▶ _Aim_: Can you set down every line of the entries below exactly as they appear, leaving out the pictures?

»»

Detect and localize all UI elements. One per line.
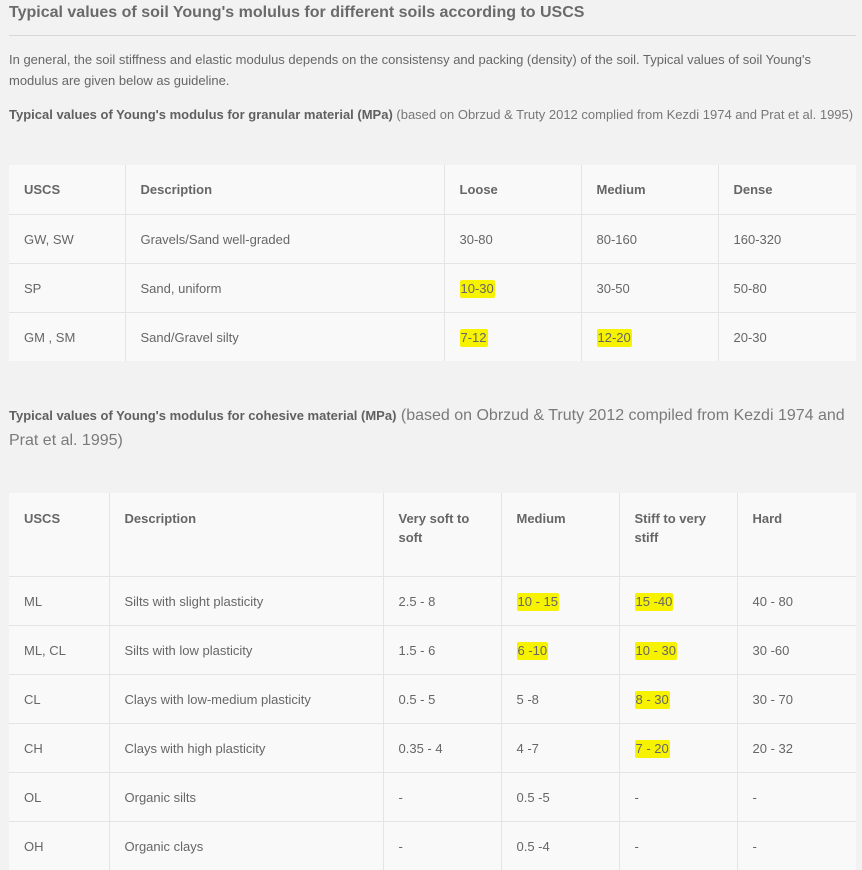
column-header: Medium	[581, 165, 718, 215]
table-row: ML, CL Silts with low plasticity 1.5 - 6…	[9, 626, 856, 675]
table-cell: 50-80	[718, 264, 856, 313]
column-header: Description	[109, 493, 383, 577]
table-row: ML Silts with slight plasticity 2.5 - 8 …	[9, 577, 856, 626]
table-cell: -	[737, 822, 856, 870]
table-cell: CL	[9, 675, 109, 724]
column-header: Very soft to soft	[383, 493, 501, 577]
table-row: GW, SW Gravels/Sand well-graded 30-80 80…	[9, 215, 856, 264]
column-header: USCS	[9, 493, 109, 577]
table-cell: 10-30	[444, 264, 581, 313]
table-cell: 20 - 32	[737, 724, 856, 773]
table-cell: -	[619, 773, 737, 822]
cohesive-table: USCS Description Very soft to soft Mediu…	[9, 493, 856, 870]
table-cell: -	[619, 822, 737, 870]
granular-heading-source: (based on Obrzud & Truty 2012 complied f…	[393, 107, 853, 122]
table-cell: 7-12	[444, 313, 581, 362]
table-cell: 30-80	[444, 215, 581, 264]
table-cell: 0.35 - 4	[383, 724, 501, 773]
table-cell: OL	[9, 773, 109, 822]
table-row: CL Clays with low-medium plasticity 0.5 …	[9, 675, 856, 724]
highlighted-value: 6 -10	[517, 642, 549, 660]
column-header: Hard	[737, 493, 856, 577]
table-cell: 10 - 30	[619, 626, 737, 675]
table-cell: Sand/Gravel silty	[125, 313, 444, 362]
table-cell: 1.5 - 6	[383, 626, 501, 675]
table-cell: Gravels/Sand well-graded	[125, 215, 444, 264]
highlighted-value: 7-12	[460, 329, 488, 347]
table-cell: 30 - 70	[737, 675, 856, 724]
highlighted-value: 7 - 20	[635, 740, 670, 758]
intro-paragraph: In general, the soil stiffness and elast…	[9, 49, 849, 91]
column-header: Loose	[444, 165, 581, 215]
table-cell: 4 -7	[501, 724, 619, 773]
table-row: OH Organic clays - 0.5 -4 - -	[9, 822, 856, 870]
table-row: OL Organic silts - 0.5 -5 - -	[9, 773, 856, 822]
table-cell: Silts with slight plasticity	[109, 577, 383, 626]
table-cell: 20-30	[718, 313, 856, 362]
highlighted-value: 15 -40	[635, 593, 674, 611]
table-cell: GW, SW	[9, 215, 125, 264]
table-cell: 30-50	[581, 264, 718, 313]
granular-table: USCS Description Loose Medium Dense GW, …	[9, 165, 856, 361]
table-cell: -	[383, 773, 501, 822]
highlighted-value: 12-20	[597, 329, 632, 347]
table-cell: ML	[9, 577, 109, 626]
highlighted-value: 8 - 30	[635, 691, 670, 709]
table-row: SP Sand, uniform 10-30 30-50 50-80	[9, 264, 856, 313]
table-cell: 160-320	[718, 215, 856, 264]
table-cell: 5 -8	[501, 675, 619, 724]
table-cell: 0.5 -4	[501, 822, 619, 870]
table-cell: -	[383, 822, 501, 870]
granular-heading: Typical values of Young's modulus for gr…	[9, 105, 859, 124]
table-cell: 7 - 20	[619, 724, 737, 773]
highlighted-value: 10-30	[460, 280, 495, 298]
table-row: GM , SM Sand/Gravel silty 7-12 12-20 20-…	[9, 313, 856, 362]
page-title: Typical values of soil Young's molulus f…	[9, 4, 584, 22]
table-header-row: USCS Description Very soft to soft Mediu…	[9, 493, 856, 577]
table-cell: 40 - 80	[737, 577, 856, 626]
column-header: USCS	[9, 165, 125, 215]
table-cell: Clays with high plasticity	[109, 724, 383, 773]
highlighted-value: 10 - 30	[635, 642, 677, 660]
highlighted-value: 10 - 15	[517, 593, 559, 611]
title-divider	[9, 35, 856, 36]
table-cell: ML, CL	[9, 626, 109, 675]
column-header: Description	[125, 165, 444, 215]
column-header: Stiff to very stiff	[619, 493, 737, 577]
cohesive-heading-bold: Typical values of Young's modulus for co…	[9, 408, 396, 423]
column-header: Dense	[718, 165, 856, 215]
table-cell: Sand, uniform	[125, 264, 444, 313]
table-cell: Silts with low plasticity	[109, 626, 383, 675]
table-cell: 8 - 30	[619, 675, 737, 724]
table-cell: -	[737, 773, 856, 822]
table-cell: 6 -10	[501, 626, 619, 675]
table-cell: OH	[9, 822, 109, 870]
cohesive-heading: Typical values of Young's modulus for co…	[9, 403, 859, 453]
table-cell: 10 - 15	[501, 577, 619, 626]
table-cell: 0.5 -5	[501, 773, 619, 822]
table-cell: 80-160	[581, 215, 718, 264]
table-row: CH Clays with high plasticity 0.35 - 4 4…	[9, 724, 856, 773]
table-cell: 15 -40	[619, 577, 737, 626]
table-cell: CH	[9, 724, 109, 773]
table-cell: 12-20	[581, 313, 718, 362]
table-cell: GM , SM	[9, 313, 125, 362]
column-header: Medium	[501, 493, 619, 577]
table-cell: Clays with low-medium plasticity	[109, 675, 383, 724]
table-cell: 0.5 - 5	[383, 675, 501, 724]
table-cell: 30 -60	[737, 626, 856, 675]
table-cell: Organic silts	[109, 773, 383, 822]
table-header-row: USCS Description Loose Medium Dense	[9, 165, 856, 215]
table-cell: Organic clays	[109, 822, 383, 870]
table-cell: 2.5 - 8	[383, 577, 501, 626]
granular-heading-bold: Typical values of Young's modulus for gr…	[9, 107, 393, 122]
table-cell: SP	[9, 264, 125, 313]
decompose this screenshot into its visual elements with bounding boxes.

««

▶ _Final answer_:
Detect and localize all UI elements. One per line.
column-header: Medium	[581, 165, 718, 215]
table-row: ML, CL Silts with low plasticity 1.5 - 6…	[9, 626, 856, 675]
table-cell: 50-80	[718, 264, 856, 313]
column-header: Description	[109, 493, 383, 577]
table-row: ML Silts with slight plasticity 2.5 - 8 …	[9, 577, 856, 626]
table-cell: -	[737, 822, 856, 870]
table-cell: CL	[9, 675, 109, 724]
column-header: Very soft to soft	[383, 493, 501, 577]
table-row: GW, SW Gravels/Sand well-graded 30-80 80…	[9, 215, 856, 264]
column-header: USCS	[9, 493, 109, 577]
table-cell: 10-30	[444, 264, 581, 313]
table-cell: 20 - 32	[737, 724, 856, 773]
table-cell: -	[619, 773, 737, 822]
cohesive-table: USCS Description Very soft to soft Mediu…	[9, 493, 856, 870]
table-cell: -	[619, 822, 737, 870]
granular-heading-source: (based on Obrzud & Truty 2012 complied f…	[393, 107, 853, 122]
table-cell: 7-12	[444, 313, 581, 362]
table-cell: 30-80	[444, 215, 581, 264]
table-cell: 0.35 - 4	[383, 724, 501, 773]
table-cell: OL	[9, 773, 109, 822]
table-row: CL Clays with low-medium plasticity 0.5 …	[9, 675, 856, 724]
highlighted-value: 6 -10	[517, 642, 549, 660]
column-header: Hard	[737, 493, 856, 577]
table-cell: 10 - 30	[619, 626, 737, 675]
table-cell: Sand/Gravel silty	[125, 313, 444, 362]
table-cell: 1.5 - 6	[383, 626, 501, 675]
table-cell: Gravels/Sand well-graded	[125, 215, 444, 264]
highlighted-value: 7-12	[460, 329, 488, 347]
table-cell: 30 - 70	[737, 675, 856, 724]
highlighted-value: 7 - 20	[635, 740, 670, 758]
intro-paragraph: In general, the soil stiffness and elast…	[9, 49, 849, 91]
column-header: Loose	[444, 165, 581, 215]
table-cell: 4 -7	[501, 724, 619, 773]
table-row: OH Organic clays - 0.5 -4 - -	[9, 822, 856, 870]
table-row: OL Organic silts - 0.5 -5 - -	[9, 773, 856, 822]
table-cell: Silts with slight plasticity	[109, 577, 383, 626]
table-cell: 20-30	[718, 313, 856, 362]
highlighted-value: 15 -40	[635, 593, 674, 611]
table-cell: GW, SW	[9, 215, 125, 264]
table-cell: 30-50	[581, 264, 718, 313]
granular-table: USCS Description Loose Medium Dense GW, …	[9, 165, 856, 361]
table-cell: -	[383, 773, 501, 822]
highlighted-value: 12-20	[597, 329, 632, 347]
table-cell: ML	[9, 577, 109, 626]
highlighted-value: 8 - 30	[635, 691, 670, 709]
table-row: SP Sand, uniform 10-30 30-50 50-80	[9, 264, 856, 313]
table-cell: 160-320	[718, 215, 856, 264]
table-cell: 5 -8	[501, 675, 619, 724]
table-cell: 0.5 -4	[501, 822, 619, 870]
table-cell: -	[383, 822, 501, 870]
granular-heading: Typical values of Young's modulus for gr…	[9, 105, 859, 124]
table-cell: 7 - 20	[619, 724, 737, 773]
highlighted-value: 10-30	[460, 280, 495, 298]
table-row: GM , SM Sand/Gravel silty 7-12 12-20 20-…	[9, 313, 856, 362]
page-title: Typical values of soil Young's molulus f…	[9, 4, 584, 22]
table-header-row: USCS Description Very soft to soft Mediu…	[9, 493, 856, 577]
table-cell: 40 - 80	[737, 577, 856, 626]
column-header: USCS	[9, 165, 125, 215]
table-cell: Clays with high plasticity	[109, 724, 383, 773]
highlighted-value: 10 - 30	[635, 642, 677, 660]
highlighted-value: 10 - 15	[517, 593, 559, 611]
title-divider	[9, 35, 856, 36]
table-cell: ML, CL	[9, 626, 109, 675]
column-header: Description	[125, 165, 444, 215]
column-header: Stiff to very stiff	[619, 493, 737, 577]
cohesive-heading-bold: Typical values of Young's modulus for co…	[9, 408, 396, 423]
column-header: Dense	[718, 165, 856, 215]
table-cell: Sand, uniform	[125, 264, 444, 313]
table-cell: Silts with low plasticity	[109, 626, 383, 675]
table-cell: 8 - 30	[619, 675, 737, 724]
table-cell: -	[737, 773, 856, 822]
table-cell: 6 -10	[501, 626, 619, 675]
table-cell: OH	[9, 822, 109, 870]
cohesive-heading: Typical values of Young's modulus for co…	[9, 403, 859, 453]
table-cell: 10 - 15	[501, 577, 619, 626]
table-cell: 0.5 -5	[501, 773, 619, 822]
table-cell: 80-160	[581, 215, 718, 264]
table-row: CH Clays with high plasticity 0.35 - 4 4…	[9, 724, 856, 773]
table-cell: 15 -40	[619, 577, 737, 626]
table-cell: CH	[9, 724, 109, 773]
table-cell: 12-20	[581, 313, 718, 362]
table-cell: GM , SM	[9, 313, 125, 362]
column-header: Medium	[501, 493, 619, 577]
table-cell: Clays with low-medium plasticity	[109, 675, 383, 724]
table-cell: 0.5 - 5	[383, 675, 501, 724]
table-cell: 30 -60	[737, 626, 856, 675]
table-cell: Organic silts	[109, 773, 383, 822]
table-header-row: USCS Description Loose Medium Dense	[9, 165, 856, 215]
table-cell: Organic clays	[109, 822, 383, 870]
table-cell: 2.5 - 8	[383, 577, 501, 626]
granular-heading-bold: Typical values of Young's modulus for gr…	[9, 107, 393, 122]
table-cell: SP	[9, 264, 125, 313]
decompose this screenshot into its visual elements with bounding boxes.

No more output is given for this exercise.